* BEGIN *
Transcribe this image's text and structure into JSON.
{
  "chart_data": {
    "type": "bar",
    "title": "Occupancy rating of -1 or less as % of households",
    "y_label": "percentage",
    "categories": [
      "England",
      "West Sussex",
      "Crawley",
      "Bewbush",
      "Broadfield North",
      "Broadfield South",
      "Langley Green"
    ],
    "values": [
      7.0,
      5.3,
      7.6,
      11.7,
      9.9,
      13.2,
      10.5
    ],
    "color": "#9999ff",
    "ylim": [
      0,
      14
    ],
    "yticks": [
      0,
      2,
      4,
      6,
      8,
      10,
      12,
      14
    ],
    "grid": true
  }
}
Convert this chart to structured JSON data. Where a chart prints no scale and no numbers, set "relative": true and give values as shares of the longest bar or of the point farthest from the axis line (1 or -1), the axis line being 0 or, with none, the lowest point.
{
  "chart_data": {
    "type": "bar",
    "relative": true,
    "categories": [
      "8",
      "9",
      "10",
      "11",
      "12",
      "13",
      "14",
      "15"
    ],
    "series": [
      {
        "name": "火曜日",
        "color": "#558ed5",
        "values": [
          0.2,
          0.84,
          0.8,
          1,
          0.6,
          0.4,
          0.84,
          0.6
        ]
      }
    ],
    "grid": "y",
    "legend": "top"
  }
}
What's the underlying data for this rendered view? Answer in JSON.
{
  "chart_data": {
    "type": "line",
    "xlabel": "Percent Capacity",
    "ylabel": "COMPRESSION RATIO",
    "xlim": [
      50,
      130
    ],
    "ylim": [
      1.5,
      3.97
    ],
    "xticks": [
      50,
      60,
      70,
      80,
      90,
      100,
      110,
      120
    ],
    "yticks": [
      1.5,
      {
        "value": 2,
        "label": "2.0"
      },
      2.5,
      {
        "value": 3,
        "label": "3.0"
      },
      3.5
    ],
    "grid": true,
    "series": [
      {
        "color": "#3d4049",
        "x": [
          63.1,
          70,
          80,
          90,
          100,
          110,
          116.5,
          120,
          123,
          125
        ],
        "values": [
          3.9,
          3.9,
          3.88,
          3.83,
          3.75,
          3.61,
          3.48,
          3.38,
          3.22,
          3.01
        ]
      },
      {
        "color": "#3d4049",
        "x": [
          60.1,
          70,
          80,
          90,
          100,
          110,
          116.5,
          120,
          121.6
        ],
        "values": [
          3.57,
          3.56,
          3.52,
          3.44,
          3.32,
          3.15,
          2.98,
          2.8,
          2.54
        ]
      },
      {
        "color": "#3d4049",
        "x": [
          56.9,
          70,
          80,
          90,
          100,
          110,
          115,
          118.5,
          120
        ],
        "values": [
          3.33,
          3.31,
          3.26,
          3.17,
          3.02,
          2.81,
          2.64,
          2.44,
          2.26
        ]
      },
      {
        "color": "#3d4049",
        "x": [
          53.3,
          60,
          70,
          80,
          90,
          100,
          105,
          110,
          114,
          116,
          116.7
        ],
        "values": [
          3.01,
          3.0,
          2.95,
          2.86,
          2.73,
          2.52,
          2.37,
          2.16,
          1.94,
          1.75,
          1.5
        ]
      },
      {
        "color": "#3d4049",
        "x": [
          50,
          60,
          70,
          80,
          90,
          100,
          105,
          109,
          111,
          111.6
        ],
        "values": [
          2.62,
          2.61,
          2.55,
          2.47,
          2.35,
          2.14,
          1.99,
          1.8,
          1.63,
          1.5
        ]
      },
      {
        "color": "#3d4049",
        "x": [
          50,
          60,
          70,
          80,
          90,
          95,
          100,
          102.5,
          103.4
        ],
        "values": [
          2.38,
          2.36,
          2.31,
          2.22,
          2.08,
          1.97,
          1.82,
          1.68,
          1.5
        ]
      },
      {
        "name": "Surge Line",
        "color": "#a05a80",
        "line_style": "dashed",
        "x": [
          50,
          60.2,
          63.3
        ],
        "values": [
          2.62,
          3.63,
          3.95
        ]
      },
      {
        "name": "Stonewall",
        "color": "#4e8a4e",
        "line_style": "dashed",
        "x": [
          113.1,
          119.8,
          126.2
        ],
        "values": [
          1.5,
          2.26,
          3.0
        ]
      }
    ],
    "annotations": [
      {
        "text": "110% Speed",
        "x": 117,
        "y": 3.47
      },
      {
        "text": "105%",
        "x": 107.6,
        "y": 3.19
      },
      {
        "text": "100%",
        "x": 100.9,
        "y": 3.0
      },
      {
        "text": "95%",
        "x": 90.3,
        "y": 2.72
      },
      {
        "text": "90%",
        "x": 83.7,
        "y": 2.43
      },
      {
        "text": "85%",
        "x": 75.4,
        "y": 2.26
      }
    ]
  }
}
* END *
__Given request__
Tally the lines of the records holding the word "name", then state only the tally.

__Expected output__
3